Exercise description:
Exclude the pictures and reproduce the remaining data exactly as written.

Stored data:
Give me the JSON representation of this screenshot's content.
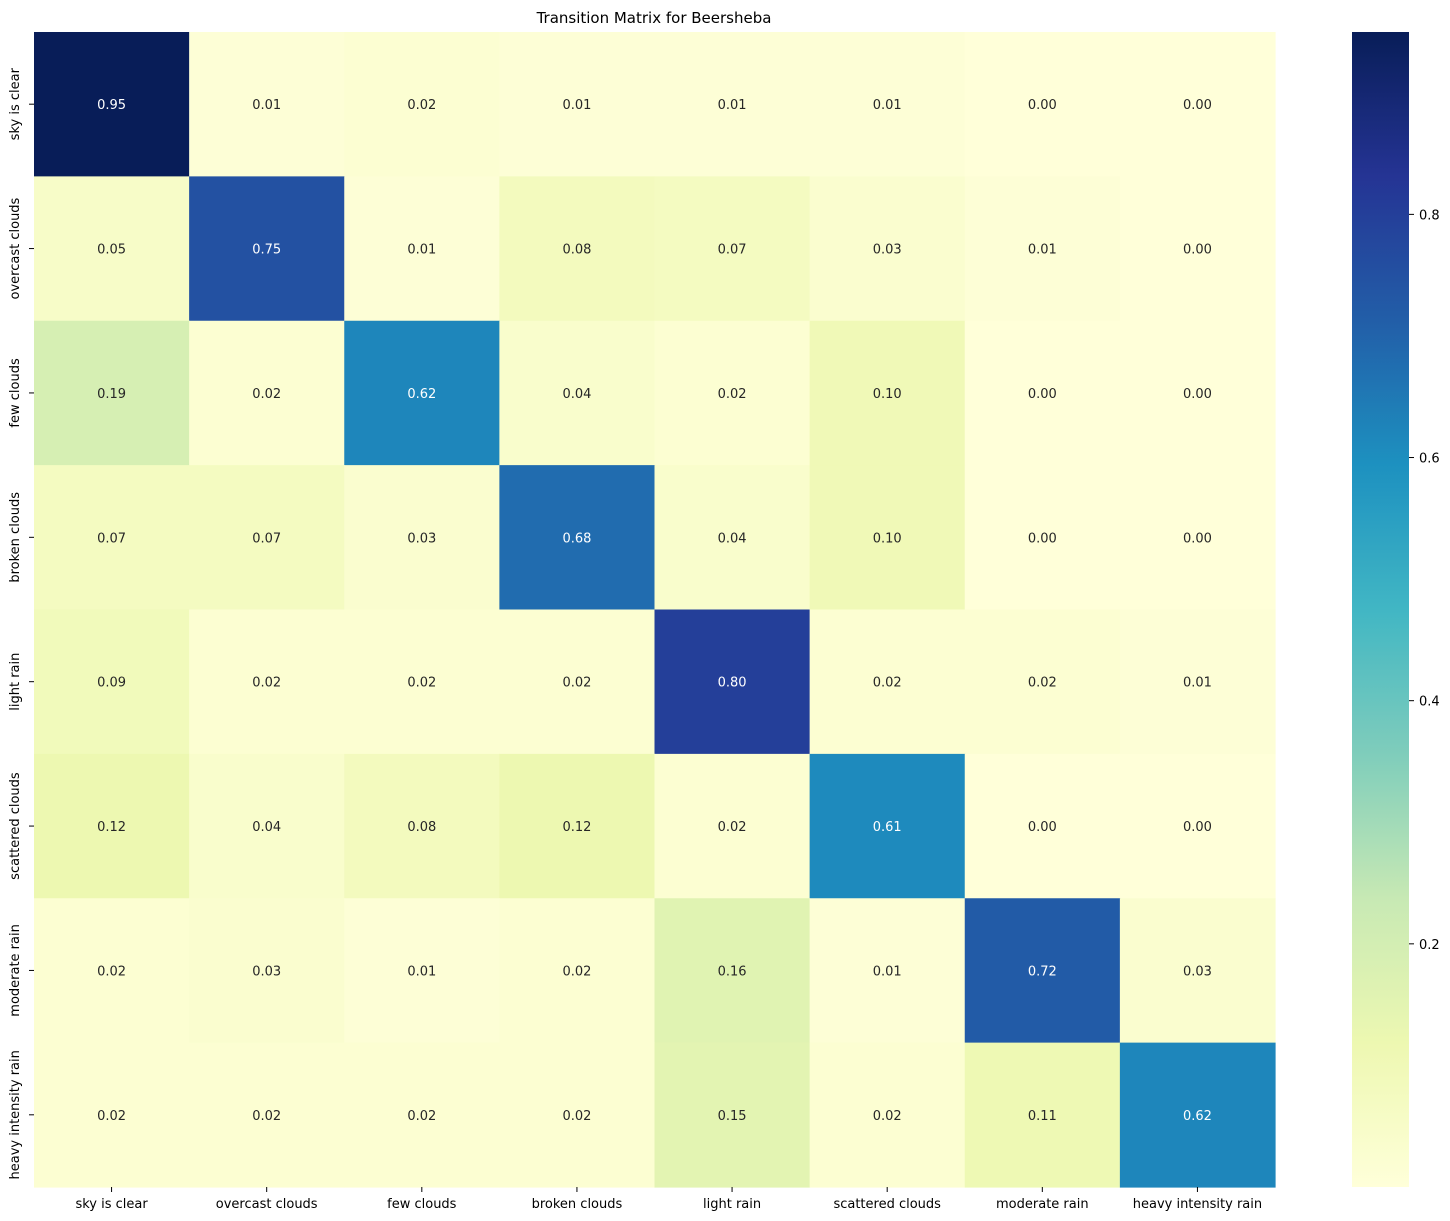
{
  "chart_data": {
    "type": "heatmap",
    "title": "Transition Matrix for Beersheba",
    "xlabel": "",
    "ylabel": "",
    "x_categories": [
      "sky is clear",
      "overcast clouds",
      "few clouds",
      "broken clouds",
      "light rain",
      "scattered clouds",
      "moderate rain",
      "heavy intensity rain"
    ],
    "y_categories": [
      "sky is clear",
      "overcast clouds",
      "few clouds",
      "broken clouds",
      "light rain",
      "scattered clouds",
      "moderate rain",
      "heavy intensity rain"
    ],
    "values": [
      [
        0.95,
        0.01,
        0.02,
        0.01,
        0.01,
        0.01,
        0.0,
        0.0
      ],
      [
        0.05,
        0.75,
        0.01,
        0.08,
        0.07,
        0.03,
        0.01,
        0.0
      ],
      [
        0.19,
        0.02,
        0.62,
        0.04,
        0.02,
        0.1,
        0.0,
        0.0
      ],
      [
        0.07,
        0.07,
        0.03,
        0.68,
        0.04,
        0.1,
        0.0,
        0.0
      ],
      [
        0.09,
        0.02,
        0.02,
        0.02,
        0.8,
        0.02,
        0.02,
        0.01
      ],
      [
        0.12,
        0.04,
        0.08,
        0.12,
        0.02,
        0.61,
        0.0,
        0.0
      ],
      [
        0.02,
        0.03,
        0.01,
        0.02,
        0.16,
        0.01,
        0.72,
        0.03
      ],
      [
        0.02,
        0.02,
        0.02,
        0.02,
        0.15,
        0.02,
        0.11,
        0.62
      ]
    ],
    "value_format": "0.00",
    "colormap": "YlGnBu",
    "colorbar": {
      "range": [
        0.0,
        0.95
      ],
      "ticks": [
        0.2,
        0.4,
        0.6,
        0.8
      ],
      "tick_labels": [
        "0.2",
        "0.4",
        "0.6",
        "0.8"
      ]
    },
    "grid": false,
    "legend": "colorbar-right"
  }
}
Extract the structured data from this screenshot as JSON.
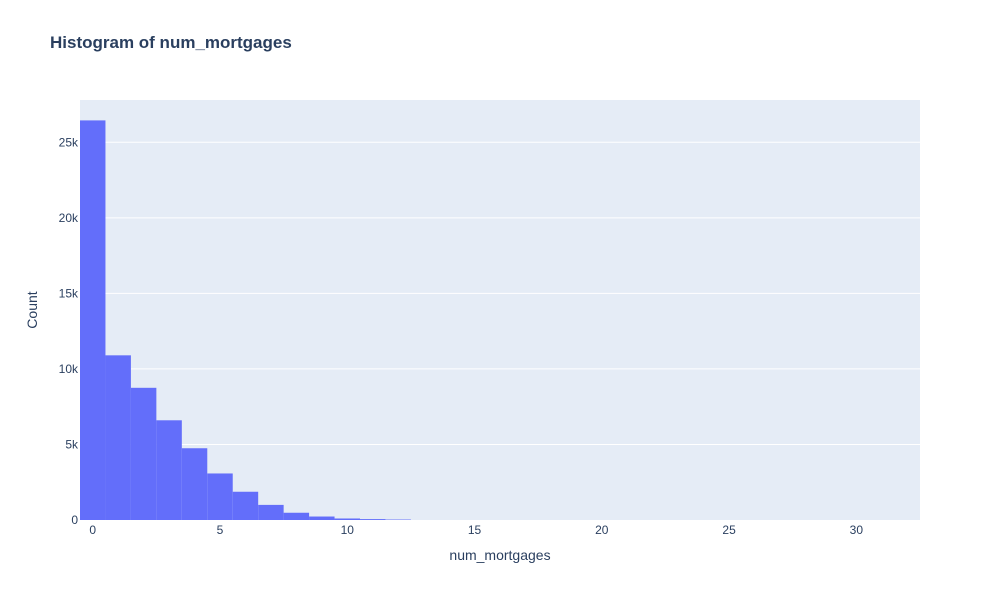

Exercise output:
Give me the JSON representation of this screenshot's content.
{
  "chart_data": {
    "type": "heatmap",
    "title": "Transition Matrix for Beersheba",
    "xlabel": "",
    "ylabel": "",
    "x_categories": [
      "sky is clear",
      "overcast clouds",
      "few clouds",
      "broken clouds",
      "light rain",
      "scattered clouds",
      "moderate rain",
      "heavy intensity rain"
    ],
    "y_categories": [
      "sky is clear",
      "overcast clouds",
      "few clouds",
      "broken clouds",
      "light rain",
      "scattered clouds",
      "moderate rain",
      "heavy intensity rain"
    ],
    "values": [
      [
        0.95,
        0.01,
        0.02,
        0.01,
        0.01,
        0.01,
        0.0,
        0.0
      ],
      [
        0.05,
        0.75,
        0.01,
        0.08,
        0.07,
        0.03,
        0.01,
        0.0
      ],
      [
        0.19,
        0.02,
        0.62,
        0.04,
        0.02,
        0.1,
        0.0,
        0.0
      ],
      [
        0.07,
        0.07,
        0.03,
        0.68,
        0.04,
        0.1,
        0.0,
        0.0
      ],
      [
        0.09,
        0.02,
        0.02,
        0.02,
        0.8,
        0.02,
        0.02,
        0.01
      ],
      [
        0.12,
        0.04,
        0.08,
        0.12,
        0.02,
        0.61,
        0.0,
        0.0
      ],
      [
        0.02,
        0.03,
        0.01,
        0.02,
        0.16,
        0.01,
        0.72,
        0.03
      ],
      [
        0.02,
        0.02,
        0.02,
        0.02,
        0.15,
        0.02,
        0.11,
        0.62
      ]
    ],
    "value_format": "0.00",
    "colormap": "YlGnBu",
    "colorbar": {
      "range": [
        0.0,
        0.95
      ],
      "ticks": [
        0.2,
        0.4,
        0.6,
        0.8
      ],
      "tick_labels": [
        "0.2",
        "0.4",
        "0.6",
        "0.8"
      ]
    },
    "grid": false,
    "legend": "colorbar-right"
  }
}
Extract the structured data from this screenshot as JSON.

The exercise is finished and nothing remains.